» **CHALLENGE**
Emit the data below verbatim, stripping out any pictures.

########################################

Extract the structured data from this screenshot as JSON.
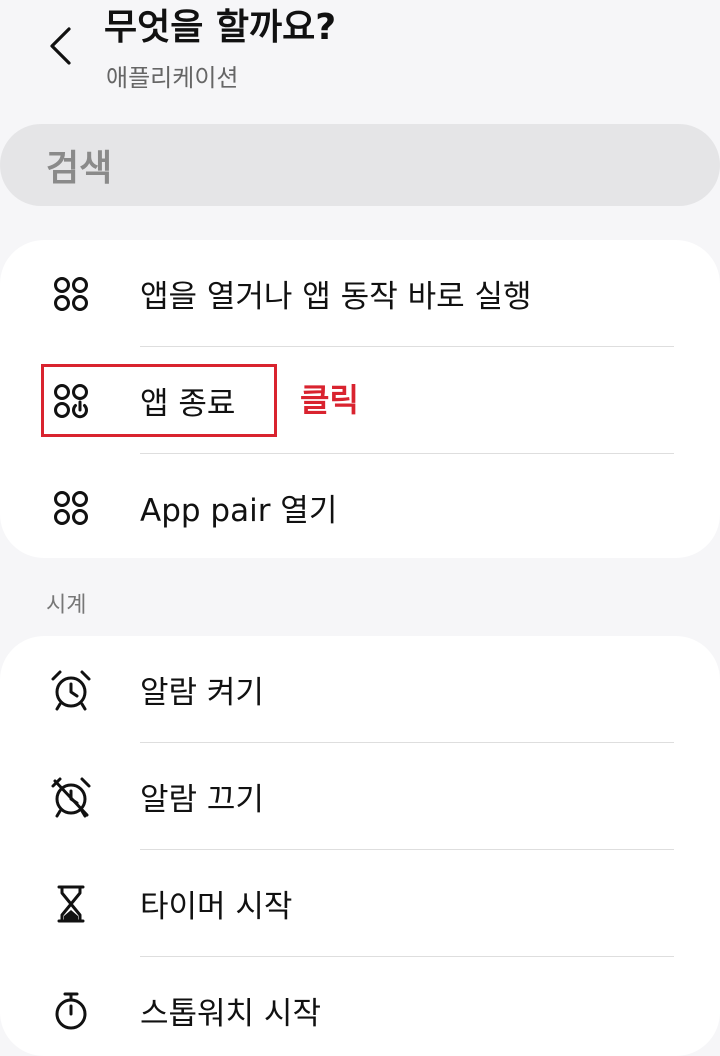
{
  "header": {
    "title": "무엇을 할까요?",
    "subtitle": "애플리케이션"
  },
  "search": {
    "placeholder": "검색"
  },
  "apps_section": {
    "items": [
      {
        "icon": "apps-icon",
        "label": "앱을 열거나 앱 동작 바로 실행"
      },
      {
        "icon": "apps-power-icon",
        "label": "앱 종료"
      },
      {
        "icon": "apps-icon",
        "label": "App pair 열기"
      }
    ]
  },
  "clock_section": {
    "title": "시계",
    "items": [
      {
        "icon": "alarm-clock-icon",
        "label": "알람 켜기"
      },
      {
        "icon": "alarm-off-icon",
        "label": "알람 끄기"
      },
      {
        "icon": "hourglass-icon",
        "label": "타이머 시작"
      },
      {
        "icon": "stopwatch-icon",
        "label": "스톱워치 시작"
      }
    ]
  },
  "annotation": {
    "text": "클릭",
    "color": "#d9232f"
  }
}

########################################

» **OUTPUT FOR THIS EXERCISE**
Extract the structured data from this screenshot as JSON.
{
  "header": {
    "title": "무엇을 할까요?",
    "subtitle": "애플리케이션"
  },
  "search": {
    "placeholder": "검색"
  },
  "apps_section": {
    "items": [
      {
        "icon": "apps-icon",
        "label": "앱을 열거나 앱 동작 바로 실행"
      },
      {
        "icon": "apps-power-icon",
        "label": "앱 종료"
      },
      {
        "icon": "apps-icon",
        "label": "App pair 열기"
      }
    ]
  },
  "clock_section": {
    "title": "시계",
    "items": [
      {
        "icon": "alarm-clock-icon",
        "label": "알람 켜기"
      },
      {
        "icon": "alarm-off-icon",
        "label": "알람 끄기"
      },
      {
        "icon": "hourglass-icon",
        "label": "타이머 시작"
      },
      {
        "icon": "stopwatch-icon",
        "label": "스톱워치 시작"
      }
    ]
  },
  "annotation": {
    "text": "클릭",
    "color": "#d9232f"
  }
}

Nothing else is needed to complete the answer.